## THE TASK
Search the data for the string "视觉传播与展示设计" and gather each line it is in.

## SOURCE RECORDS
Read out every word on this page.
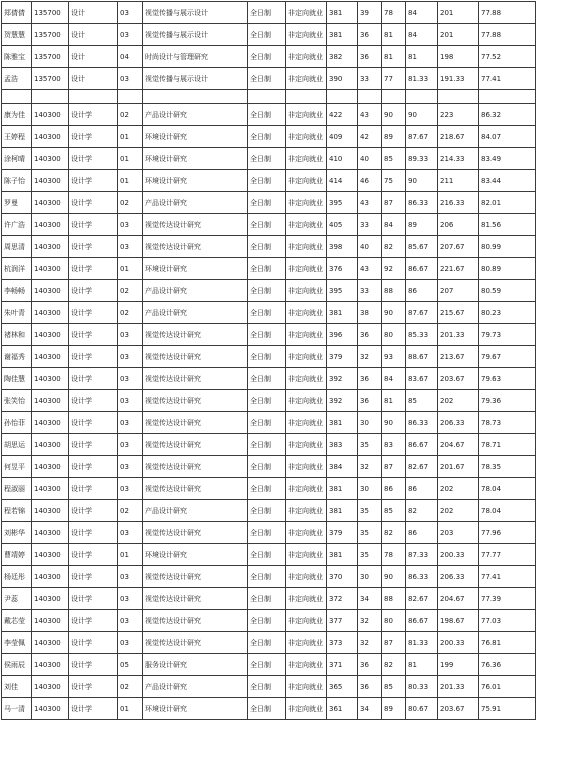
郑倩倩	135700	设计	03	视觉传播与展示设计	全日制	非定向就业	381	39	78	84	201	77.88
贺慧慧	135700	设计	03	视觉传播与展示设计	全日制	非定向就业	381	36	81	84	201	77.88
陈雅宝	135700	设计	04	时尚设计与管理研究	全日制	非定向就业	382	36	81	81	198	77.52
孟浩	135700	设计	03	视觉传播与展示设计	全日制	非定向就业	390	33	77	81.33	191.33	77.41

康为佳	140300	设计学	02	产品设计研究	全日制	非定向就业	422	43	90	90	223	86.32
王婷程	140300	设计学	01	环境设计研究	全日制	非定向就业	409	42	89	87.67	218.67	84.07
涂柯晴	140300	设计学	01	环境设计研究	全日制	非定向就业	410	40	85	89.33	214.33	83.49
陈子怡	140300	设计学	01	环境设计研究	全日制	非定向就业	414	46	75	90	211	83.44
罗曼	140300	设计学	02	产品设计研究	全日制	非定向就业	395	43	87	86.33	216.33	82.01
许广浩	140300	设计学	03	视觉传达设计研究	全日制	非定向就业	405	33	84	89	206	81.56
周思清	140300	设计学	03	视觉传达设计研究	全日制	非定向就业	398	40	82	85.67	207.67	80.99
杭润洋	140300	设计学	01	环境设计研究	全日制	非定向就业	376	43	92	86.67	221.67	80.89
李畅畅	140300	设计学	02	产品设计研究	全日制	非定向就业	395	33	88	86	207	80.59
朱叶青	140300	设计学	02	产品设计研究	全日制	非定向就业	381	38	90	87.67	215.67	80.23
褚林和	140300	设计学	03	视觉传达设计研究	全日制	非定向就业	396	36	80	85.33	201.33	79.73
谢福秀	140300	设计学	03	视觉传达设计研究	全日制	非定向就业	379	32	93	88.67	213.67	79.67
陶佳慧	140300	设计学	03	视觉传达设计研究	全日制	非定向就业	392	36	84	83.67	203.67	79.63
张笑怡	140300	设计学	03	视觉传达设计研究	全日制	非定向就业	392	36	81	85	202	79.36
孙怡菲	140300	设计学	03	视觉传达设计研究	全日制	非定向就业	381	30	90	86.33	206.33	78.73
胡思运	140300	设计学	03	视觉传达设计研究	全日制	非定向就业	383	35	83	86.67	204.67	78.71
何昱平	140300	设计学	03	视觉传达设计研究	全日制	非定向就业	384	32	87	82.67	201.67	78.35
程淑丽	140300	设计学	03	视觉传达设计研究	全日制	非定向就业	381	30	86	86	202	78.04
程若锦	140300	设计学	02	产品设计研究	全日制	非定向就业	381	35	85	82	202	78.04
刘彬华	140300	设计学	03	视觉传达设计研究	全日制	非定向就业	379	35	82	86	203	77.96
曹靖婷	140300	设计学	01	环境设计研究	全日制	非定向就业	381	35	78	87.33	200.33	77.77
杨廷彤	140300	设计学	03	视觉传达设计研究	全日制	非定向就业	370	30	90	86.33	206.33	77.41
尹蕊	140300	设计学	03	视觉传达设计研究	全日制	非定向就业	372	34	88	82.67	204.67	77.39
戴芯莹	140300	设计学	03	视觉传达设计研究	全日制	非定向就业	377	32	80	86.67	198.67	77.03
李莹佩	140300	设计学	03	视觉传达设计研究	全日制	非定向就业	373	32	87	81.33	200.33	76.81
侯雨辰	140300	设计学	05	服务设计研究	全日制	非定向就业	371	36	82	81	199	76.36
刘佳	140300	设计学	02	产品设计研究	全日制	非定向就业	365	36	85	80.33	201.33	76.01
马一清	140300	设计学	01	环境设计研究	全日制	非定向就业	361	34	89	80.67	203.67	75.91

## SOLUTION TO THE PROBLEM
郑倩倩	135700	设计	03	视觉传播与展示设计	全日制	非定向就业	381	39	78	84	201	77.88
贺慧慧	135700	设计	03	视觉传播与展示设计	全日制	非定向就业	381	36	81	84	201	77.88
孟浩	135700	设计	03	视觉传播与展示设计	全日制	非定向就业	390	33	77	81.33	191.33	77.41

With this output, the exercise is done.